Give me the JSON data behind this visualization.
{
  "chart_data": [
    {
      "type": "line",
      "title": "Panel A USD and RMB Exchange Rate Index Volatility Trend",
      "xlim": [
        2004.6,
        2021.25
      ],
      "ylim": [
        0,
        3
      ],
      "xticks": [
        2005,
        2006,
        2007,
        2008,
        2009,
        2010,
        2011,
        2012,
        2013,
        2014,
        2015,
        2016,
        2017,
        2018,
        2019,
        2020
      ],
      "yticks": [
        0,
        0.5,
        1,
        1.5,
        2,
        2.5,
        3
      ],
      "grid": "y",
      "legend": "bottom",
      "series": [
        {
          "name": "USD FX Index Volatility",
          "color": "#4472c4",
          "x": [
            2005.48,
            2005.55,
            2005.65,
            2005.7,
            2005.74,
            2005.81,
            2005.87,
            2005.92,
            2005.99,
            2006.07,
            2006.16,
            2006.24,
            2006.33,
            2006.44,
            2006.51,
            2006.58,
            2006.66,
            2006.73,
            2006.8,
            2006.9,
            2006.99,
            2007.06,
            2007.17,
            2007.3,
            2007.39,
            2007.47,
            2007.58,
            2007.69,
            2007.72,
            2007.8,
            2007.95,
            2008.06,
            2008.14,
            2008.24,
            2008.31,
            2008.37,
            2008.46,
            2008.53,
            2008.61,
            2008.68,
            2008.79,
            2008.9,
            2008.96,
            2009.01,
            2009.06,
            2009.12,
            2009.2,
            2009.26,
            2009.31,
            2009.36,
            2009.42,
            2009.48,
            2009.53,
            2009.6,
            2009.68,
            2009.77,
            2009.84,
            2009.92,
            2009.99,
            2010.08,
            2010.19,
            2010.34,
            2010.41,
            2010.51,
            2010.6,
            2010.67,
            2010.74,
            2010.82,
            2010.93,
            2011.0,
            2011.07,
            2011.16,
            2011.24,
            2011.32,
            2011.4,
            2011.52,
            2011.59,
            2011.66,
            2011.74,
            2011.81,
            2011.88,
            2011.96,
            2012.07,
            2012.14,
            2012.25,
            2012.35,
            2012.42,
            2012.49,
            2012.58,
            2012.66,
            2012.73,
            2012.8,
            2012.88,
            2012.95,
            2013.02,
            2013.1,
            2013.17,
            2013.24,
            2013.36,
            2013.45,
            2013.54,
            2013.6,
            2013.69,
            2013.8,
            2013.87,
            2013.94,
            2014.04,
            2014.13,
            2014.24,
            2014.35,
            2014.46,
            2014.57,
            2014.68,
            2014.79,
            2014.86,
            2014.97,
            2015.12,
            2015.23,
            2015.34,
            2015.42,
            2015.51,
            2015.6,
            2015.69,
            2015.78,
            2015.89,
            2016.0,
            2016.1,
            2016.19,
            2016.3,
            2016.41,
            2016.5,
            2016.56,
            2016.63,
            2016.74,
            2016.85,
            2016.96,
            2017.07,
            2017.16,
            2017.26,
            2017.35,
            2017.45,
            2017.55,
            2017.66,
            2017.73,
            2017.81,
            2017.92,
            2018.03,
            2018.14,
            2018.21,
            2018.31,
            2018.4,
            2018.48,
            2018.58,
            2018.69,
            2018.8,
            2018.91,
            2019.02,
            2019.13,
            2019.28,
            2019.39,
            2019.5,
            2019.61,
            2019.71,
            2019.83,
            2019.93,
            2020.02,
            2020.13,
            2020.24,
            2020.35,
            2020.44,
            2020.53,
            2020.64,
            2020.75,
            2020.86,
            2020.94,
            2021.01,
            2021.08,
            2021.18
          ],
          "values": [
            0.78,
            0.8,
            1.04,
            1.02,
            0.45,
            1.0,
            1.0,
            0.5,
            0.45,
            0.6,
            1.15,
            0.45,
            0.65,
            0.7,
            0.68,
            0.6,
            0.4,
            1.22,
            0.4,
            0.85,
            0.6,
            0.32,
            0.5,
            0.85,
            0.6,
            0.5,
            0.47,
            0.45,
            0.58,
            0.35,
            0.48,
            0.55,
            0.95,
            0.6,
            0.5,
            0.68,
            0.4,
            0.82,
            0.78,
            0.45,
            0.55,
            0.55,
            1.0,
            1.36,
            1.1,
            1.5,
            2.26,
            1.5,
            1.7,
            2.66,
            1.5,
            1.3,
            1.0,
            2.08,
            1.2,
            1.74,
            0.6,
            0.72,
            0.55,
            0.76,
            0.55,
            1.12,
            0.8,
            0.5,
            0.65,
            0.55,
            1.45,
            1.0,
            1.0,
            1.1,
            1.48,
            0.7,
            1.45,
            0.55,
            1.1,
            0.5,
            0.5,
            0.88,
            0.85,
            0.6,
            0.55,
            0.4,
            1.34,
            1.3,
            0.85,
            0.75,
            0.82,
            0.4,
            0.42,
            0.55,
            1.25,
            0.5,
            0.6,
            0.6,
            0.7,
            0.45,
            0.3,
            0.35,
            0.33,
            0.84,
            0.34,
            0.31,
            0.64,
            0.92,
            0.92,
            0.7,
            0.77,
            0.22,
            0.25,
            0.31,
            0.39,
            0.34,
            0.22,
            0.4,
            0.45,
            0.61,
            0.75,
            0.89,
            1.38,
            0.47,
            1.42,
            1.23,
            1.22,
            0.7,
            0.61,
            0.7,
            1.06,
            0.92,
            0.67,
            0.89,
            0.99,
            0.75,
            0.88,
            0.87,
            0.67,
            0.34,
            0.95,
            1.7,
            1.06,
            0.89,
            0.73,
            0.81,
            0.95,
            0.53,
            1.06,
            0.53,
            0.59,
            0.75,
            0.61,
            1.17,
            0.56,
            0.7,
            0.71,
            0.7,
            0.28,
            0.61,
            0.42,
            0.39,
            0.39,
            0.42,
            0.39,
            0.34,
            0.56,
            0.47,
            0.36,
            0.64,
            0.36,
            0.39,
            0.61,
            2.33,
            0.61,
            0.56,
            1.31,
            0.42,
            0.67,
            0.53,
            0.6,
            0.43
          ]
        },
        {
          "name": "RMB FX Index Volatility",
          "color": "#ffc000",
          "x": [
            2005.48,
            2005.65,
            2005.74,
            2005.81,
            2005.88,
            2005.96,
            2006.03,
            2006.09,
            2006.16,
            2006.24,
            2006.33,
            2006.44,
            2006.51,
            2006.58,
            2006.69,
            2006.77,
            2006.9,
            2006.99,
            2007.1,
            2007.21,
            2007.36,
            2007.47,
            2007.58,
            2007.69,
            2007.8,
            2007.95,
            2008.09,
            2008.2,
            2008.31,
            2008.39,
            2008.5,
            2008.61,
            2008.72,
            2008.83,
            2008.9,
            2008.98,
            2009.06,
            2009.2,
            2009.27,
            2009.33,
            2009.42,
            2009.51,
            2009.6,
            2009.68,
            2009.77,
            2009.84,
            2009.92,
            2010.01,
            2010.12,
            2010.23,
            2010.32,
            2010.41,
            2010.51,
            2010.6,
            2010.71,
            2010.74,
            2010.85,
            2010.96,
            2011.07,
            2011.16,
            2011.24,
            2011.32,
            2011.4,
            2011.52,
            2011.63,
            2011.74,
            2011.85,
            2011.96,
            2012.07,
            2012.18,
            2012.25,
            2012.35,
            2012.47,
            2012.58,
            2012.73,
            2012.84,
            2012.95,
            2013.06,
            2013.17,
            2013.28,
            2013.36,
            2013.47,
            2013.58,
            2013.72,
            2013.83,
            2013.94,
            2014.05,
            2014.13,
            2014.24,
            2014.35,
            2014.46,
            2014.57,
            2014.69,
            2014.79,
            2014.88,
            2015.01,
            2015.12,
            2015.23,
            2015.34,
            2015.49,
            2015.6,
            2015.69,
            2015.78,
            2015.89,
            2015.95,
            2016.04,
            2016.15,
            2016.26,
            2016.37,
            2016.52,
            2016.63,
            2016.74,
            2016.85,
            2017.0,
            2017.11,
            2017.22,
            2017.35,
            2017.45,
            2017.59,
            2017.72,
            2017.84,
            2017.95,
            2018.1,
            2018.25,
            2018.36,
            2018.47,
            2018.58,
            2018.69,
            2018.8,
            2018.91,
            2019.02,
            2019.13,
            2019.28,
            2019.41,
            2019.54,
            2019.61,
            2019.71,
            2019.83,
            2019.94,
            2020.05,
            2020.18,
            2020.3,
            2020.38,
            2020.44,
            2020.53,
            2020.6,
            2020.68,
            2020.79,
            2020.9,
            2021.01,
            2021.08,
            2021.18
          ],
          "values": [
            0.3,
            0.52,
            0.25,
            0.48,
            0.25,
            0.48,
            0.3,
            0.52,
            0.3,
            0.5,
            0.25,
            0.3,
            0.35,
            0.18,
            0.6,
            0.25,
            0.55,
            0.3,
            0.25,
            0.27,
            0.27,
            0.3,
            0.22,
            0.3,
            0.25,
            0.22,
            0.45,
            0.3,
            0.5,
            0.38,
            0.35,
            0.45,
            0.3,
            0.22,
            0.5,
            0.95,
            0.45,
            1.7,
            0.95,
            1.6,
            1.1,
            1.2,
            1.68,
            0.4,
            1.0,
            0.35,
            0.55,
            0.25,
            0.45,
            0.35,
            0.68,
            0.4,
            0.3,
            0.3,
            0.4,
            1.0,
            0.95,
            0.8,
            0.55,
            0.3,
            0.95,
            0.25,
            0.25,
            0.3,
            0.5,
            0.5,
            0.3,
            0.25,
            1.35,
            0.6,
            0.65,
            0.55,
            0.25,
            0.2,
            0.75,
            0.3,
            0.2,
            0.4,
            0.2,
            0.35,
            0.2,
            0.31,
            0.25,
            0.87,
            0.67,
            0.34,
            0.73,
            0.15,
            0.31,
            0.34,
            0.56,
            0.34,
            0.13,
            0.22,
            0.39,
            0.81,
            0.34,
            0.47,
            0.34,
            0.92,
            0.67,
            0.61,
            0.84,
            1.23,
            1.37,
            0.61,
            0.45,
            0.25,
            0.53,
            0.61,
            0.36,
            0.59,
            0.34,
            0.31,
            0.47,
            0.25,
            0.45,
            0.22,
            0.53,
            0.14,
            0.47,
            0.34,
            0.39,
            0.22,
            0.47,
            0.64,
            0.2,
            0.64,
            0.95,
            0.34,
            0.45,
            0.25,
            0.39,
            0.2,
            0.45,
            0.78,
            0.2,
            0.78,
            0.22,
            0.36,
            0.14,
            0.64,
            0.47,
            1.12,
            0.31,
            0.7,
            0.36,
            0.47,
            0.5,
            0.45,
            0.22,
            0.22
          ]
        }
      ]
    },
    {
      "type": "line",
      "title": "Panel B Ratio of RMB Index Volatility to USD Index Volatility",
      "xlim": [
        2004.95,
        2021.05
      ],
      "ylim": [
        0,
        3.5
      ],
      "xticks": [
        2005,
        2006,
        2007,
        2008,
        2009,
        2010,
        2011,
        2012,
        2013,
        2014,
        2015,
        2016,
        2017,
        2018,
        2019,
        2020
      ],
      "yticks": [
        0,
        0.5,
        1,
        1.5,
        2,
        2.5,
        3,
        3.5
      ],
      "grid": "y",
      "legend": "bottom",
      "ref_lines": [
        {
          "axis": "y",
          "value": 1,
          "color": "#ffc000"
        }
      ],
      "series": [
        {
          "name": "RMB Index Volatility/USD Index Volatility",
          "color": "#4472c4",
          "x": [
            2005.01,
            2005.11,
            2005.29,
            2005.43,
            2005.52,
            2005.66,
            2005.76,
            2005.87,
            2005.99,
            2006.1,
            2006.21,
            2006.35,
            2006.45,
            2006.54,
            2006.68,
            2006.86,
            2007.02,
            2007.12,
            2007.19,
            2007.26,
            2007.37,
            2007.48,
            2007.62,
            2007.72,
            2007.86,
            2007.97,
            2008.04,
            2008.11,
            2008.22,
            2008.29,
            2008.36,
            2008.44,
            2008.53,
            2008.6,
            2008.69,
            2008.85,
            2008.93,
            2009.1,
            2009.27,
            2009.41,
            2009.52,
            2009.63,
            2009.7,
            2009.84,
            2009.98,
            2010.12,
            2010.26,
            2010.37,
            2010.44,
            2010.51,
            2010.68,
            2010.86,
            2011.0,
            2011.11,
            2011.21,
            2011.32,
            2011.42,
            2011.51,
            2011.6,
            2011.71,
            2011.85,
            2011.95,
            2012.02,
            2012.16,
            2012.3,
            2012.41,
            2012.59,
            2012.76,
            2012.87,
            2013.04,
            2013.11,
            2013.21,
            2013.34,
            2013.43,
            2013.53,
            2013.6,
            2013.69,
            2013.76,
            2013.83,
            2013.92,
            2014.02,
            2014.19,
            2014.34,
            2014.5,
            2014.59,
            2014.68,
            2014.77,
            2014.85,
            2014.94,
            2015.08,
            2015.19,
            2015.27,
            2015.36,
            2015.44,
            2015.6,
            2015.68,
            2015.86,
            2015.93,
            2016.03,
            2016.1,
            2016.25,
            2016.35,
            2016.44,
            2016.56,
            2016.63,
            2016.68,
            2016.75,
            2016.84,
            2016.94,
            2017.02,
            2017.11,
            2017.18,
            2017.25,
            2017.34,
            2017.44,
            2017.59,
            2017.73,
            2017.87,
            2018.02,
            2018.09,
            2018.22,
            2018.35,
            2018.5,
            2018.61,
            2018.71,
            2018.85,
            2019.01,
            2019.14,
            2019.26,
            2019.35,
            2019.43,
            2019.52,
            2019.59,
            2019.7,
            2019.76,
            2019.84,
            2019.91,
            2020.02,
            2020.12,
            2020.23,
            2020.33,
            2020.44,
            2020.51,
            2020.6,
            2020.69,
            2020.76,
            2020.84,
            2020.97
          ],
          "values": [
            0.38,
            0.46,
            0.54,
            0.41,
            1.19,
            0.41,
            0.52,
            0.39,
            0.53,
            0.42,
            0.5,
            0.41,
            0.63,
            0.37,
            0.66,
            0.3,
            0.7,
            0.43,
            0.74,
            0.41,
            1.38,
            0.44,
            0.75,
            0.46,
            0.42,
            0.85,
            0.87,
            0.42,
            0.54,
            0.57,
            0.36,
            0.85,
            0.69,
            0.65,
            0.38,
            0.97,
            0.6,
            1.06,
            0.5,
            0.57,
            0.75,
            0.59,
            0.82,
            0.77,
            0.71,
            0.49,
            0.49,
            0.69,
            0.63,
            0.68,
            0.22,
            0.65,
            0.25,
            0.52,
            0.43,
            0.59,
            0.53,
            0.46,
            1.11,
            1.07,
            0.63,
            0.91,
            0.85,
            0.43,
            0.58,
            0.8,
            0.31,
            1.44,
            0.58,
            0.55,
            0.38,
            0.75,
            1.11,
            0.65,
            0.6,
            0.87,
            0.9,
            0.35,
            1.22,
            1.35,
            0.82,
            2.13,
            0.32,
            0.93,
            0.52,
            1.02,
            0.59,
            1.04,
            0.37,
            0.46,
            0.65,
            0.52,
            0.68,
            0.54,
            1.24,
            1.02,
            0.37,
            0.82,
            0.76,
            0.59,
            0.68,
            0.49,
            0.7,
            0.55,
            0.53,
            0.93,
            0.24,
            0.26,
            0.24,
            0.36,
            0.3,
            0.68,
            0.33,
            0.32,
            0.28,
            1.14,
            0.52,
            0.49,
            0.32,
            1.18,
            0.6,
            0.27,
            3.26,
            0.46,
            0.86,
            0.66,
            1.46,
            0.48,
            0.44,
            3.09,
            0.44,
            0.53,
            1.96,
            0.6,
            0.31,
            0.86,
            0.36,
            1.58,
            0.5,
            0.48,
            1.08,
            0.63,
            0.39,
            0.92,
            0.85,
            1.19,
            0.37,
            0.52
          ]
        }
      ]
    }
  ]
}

____

Challenge: Check each line of the data above for the string "Volatility" and report only how many lines have it.

Solution: 5